» TASK
Tally the lines of the listing that contain the string "设计意图". Give the number and nothing else.

#### DATA SUPPLIED ####

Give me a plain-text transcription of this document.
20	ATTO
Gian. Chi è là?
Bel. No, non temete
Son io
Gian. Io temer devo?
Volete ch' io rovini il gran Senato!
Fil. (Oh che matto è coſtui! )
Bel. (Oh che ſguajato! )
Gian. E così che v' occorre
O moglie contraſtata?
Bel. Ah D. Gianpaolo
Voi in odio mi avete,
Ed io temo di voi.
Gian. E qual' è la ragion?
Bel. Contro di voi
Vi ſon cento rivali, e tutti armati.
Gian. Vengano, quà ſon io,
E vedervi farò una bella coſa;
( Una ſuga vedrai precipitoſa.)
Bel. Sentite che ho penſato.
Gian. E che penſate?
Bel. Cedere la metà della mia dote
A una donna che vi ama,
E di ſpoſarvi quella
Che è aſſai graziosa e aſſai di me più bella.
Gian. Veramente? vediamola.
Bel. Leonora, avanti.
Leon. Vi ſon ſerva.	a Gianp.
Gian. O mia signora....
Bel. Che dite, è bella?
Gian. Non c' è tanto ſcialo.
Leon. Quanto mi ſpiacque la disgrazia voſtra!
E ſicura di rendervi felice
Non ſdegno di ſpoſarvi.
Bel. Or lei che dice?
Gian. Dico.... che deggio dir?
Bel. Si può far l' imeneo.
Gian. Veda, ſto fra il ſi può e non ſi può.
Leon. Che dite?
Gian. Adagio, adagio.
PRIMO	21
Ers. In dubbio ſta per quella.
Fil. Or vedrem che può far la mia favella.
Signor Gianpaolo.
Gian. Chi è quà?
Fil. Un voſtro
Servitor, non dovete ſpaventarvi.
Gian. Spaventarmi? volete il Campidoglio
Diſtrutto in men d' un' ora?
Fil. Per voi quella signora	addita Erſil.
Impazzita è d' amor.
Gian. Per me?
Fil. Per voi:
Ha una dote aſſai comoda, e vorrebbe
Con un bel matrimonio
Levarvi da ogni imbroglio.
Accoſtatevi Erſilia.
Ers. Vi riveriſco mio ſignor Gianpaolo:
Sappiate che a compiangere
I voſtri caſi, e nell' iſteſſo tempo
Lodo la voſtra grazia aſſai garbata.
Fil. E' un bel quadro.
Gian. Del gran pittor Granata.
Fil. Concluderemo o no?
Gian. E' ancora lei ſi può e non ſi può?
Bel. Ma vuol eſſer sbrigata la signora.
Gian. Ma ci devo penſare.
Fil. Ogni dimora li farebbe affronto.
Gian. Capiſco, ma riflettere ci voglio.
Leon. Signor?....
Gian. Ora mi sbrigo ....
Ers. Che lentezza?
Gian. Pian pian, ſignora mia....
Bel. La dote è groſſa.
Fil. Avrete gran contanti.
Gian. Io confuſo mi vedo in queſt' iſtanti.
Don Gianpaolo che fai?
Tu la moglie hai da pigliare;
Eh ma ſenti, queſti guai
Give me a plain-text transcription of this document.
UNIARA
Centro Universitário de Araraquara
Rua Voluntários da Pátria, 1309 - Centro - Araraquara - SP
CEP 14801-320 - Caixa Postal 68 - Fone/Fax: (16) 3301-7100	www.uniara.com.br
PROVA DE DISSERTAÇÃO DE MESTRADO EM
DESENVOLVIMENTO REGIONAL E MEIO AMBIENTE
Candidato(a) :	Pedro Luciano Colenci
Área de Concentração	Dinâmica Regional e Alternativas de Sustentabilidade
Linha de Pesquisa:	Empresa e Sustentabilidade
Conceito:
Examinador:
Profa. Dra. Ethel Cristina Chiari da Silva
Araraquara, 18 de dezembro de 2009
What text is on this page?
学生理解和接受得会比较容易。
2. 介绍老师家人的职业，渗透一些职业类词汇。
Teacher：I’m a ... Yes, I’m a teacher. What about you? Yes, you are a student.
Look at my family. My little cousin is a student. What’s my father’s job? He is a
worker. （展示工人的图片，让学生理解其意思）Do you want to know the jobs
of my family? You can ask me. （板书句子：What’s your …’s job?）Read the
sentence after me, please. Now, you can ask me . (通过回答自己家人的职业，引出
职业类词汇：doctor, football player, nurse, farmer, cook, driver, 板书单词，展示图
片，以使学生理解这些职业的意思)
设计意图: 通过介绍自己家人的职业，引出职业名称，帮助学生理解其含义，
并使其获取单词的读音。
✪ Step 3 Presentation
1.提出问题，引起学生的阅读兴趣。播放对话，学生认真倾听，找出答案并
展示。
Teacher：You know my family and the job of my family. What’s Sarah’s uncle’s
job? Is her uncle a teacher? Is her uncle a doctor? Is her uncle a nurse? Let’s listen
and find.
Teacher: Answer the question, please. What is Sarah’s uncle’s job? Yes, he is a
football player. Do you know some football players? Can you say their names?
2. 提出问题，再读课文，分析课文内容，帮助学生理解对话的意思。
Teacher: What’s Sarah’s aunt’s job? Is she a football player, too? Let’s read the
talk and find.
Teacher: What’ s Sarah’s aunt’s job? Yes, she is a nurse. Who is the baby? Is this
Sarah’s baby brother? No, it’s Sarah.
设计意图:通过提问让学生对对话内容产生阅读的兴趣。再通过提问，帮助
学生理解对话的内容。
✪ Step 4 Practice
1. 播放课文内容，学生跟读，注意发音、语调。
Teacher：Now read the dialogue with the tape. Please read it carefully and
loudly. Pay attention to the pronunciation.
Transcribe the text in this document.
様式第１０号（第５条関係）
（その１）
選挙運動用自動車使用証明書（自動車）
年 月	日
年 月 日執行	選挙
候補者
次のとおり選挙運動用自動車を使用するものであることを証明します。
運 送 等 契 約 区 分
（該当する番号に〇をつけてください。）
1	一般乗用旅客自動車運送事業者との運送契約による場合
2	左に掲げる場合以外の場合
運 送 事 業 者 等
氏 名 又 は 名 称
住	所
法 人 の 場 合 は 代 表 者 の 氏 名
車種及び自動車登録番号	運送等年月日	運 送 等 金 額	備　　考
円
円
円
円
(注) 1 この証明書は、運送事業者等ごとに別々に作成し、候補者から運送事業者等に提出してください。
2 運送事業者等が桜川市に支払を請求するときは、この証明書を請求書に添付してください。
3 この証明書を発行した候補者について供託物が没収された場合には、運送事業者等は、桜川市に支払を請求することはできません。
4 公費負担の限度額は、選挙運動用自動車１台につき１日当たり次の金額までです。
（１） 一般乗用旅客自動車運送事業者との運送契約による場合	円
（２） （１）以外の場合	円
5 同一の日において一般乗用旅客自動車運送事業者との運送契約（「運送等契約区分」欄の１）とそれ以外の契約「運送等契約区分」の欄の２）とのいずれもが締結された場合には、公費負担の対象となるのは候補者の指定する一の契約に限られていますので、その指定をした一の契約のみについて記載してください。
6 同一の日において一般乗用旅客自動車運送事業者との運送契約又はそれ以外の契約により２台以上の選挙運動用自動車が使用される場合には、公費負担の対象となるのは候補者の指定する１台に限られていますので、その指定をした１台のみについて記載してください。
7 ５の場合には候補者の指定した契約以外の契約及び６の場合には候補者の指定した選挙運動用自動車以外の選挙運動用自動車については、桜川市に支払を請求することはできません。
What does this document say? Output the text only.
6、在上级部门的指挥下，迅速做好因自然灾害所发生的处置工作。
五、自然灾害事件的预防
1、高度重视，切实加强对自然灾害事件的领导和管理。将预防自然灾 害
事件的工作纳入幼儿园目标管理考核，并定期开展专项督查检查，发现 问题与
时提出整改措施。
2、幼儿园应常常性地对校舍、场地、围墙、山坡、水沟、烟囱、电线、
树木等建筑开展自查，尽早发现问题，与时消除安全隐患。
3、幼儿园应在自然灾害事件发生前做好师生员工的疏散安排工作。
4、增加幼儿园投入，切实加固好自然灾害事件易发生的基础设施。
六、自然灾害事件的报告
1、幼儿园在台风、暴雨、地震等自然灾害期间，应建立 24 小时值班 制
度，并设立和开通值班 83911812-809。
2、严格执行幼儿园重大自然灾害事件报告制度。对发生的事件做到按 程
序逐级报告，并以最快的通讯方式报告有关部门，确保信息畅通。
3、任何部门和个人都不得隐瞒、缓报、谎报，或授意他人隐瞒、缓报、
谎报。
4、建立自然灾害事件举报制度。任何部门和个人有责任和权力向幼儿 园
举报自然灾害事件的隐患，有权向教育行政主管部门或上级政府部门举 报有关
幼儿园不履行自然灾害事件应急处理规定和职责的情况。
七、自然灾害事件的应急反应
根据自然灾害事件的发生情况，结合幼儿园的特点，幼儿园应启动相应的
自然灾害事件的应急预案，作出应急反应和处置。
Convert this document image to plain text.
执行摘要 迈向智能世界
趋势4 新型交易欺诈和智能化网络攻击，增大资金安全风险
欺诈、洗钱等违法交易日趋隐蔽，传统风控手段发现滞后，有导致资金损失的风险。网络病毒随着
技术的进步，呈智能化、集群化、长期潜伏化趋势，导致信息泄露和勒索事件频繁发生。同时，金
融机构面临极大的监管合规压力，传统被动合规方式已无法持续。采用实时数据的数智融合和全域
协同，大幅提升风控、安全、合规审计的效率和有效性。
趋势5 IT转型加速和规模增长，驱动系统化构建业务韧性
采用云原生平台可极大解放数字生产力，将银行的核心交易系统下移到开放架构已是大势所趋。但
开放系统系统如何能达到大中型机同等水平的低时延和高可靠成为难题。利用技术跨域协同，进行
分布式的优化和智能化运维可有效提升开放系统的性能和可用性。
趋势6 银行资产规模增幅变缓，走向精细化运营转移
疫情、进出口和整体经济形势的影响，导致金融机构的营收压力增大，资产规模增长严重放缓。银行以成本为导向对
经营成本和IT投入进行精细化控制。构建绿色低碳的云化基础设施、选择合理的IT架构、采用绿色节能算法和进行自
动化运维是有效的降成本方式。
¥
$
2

####

» COMPLETE ANSWER
2